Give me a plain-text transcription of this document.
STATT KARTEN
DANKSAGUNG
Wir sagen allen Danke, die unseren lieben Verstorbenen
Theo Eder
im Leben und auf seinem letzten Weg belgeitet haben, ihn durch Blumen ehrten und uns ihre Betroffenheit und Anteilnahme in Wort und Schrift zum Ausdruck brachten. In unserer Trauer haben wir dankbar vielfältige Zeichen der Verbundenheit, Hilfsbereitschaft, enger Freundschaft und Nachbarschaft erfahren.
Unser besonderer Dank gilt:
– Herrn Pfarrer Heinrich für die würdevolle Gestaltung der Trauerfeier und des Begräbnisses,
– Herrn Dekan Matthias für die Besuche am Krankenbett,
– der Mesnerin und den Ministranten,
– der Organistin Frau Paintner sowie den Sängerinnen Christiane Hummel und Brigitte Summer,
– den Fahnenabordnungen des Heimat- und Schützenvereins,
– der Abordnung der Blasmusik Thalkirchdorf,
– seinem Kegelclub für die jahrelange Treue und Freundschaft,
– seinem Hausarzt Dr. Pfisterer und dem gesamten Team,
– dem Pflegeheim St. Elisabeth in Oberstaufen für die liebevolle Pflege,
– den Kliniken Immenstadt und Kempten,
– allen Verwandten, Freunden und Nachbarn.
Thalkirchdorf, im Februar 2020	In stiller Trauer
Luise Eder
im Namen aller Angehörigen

▶ _What you need to do_
Word for word, quote all of the data above.

▶ _Result of this task_
Give me a plain-text transcription of this document.
STATT KARTEN
DANKSAGUNG
Wir sagen allen Danke, die unseren lieben Verstorbenen
Theo Eder
im Leben und auf seinem letzten Weg belgeitet haben, ihn durch Blumen ehrten und uns ihre Betroffenheit und Anteilnahme in Wort und Schrift zum Ausdruck brachten. In unserer Trauer haben wir dankbar vielfältige Zeichen der Verbundenheit, Hilfsbereitschaft, enger Freundschaft und Nachbarschaft erfahren.
Unser besonderer Dank gilt:
– Herrn Pfarrer Heinrich für die würdevolle Gestaltung der Trauerfeier und des Begräbnisses,
– Herrn Dekan Matthias für die Besuche am Krankenbett,
– der Mesnerin und den Ministranten,
– der Organistin Frau Paintner sowie den Sängerinnen Christiane Hummel und Brigitte Summer,
– den Fahnenabordnungen des Heimat- und Schützenvereins,
– der Abordnung der Blasmusik Thalkirchdorf,
– seinem Kegelclub für die jahrelange Treue und Freundschaft,
– seinem Hausarzt Dr. Pfisterer und dem gesamten Team,
– dem Pflegeheim St. Elisabeth in Oberstaufen für die liebevolle Pflege,
– den Kliniken Immenstadt und Kempten,
– allen Verwandten, Freunden und Nachbarn.
Thalkirchdorf, im Februar 2020	In stiller Trauer
Luise Eder
im Namen aller Angehörigen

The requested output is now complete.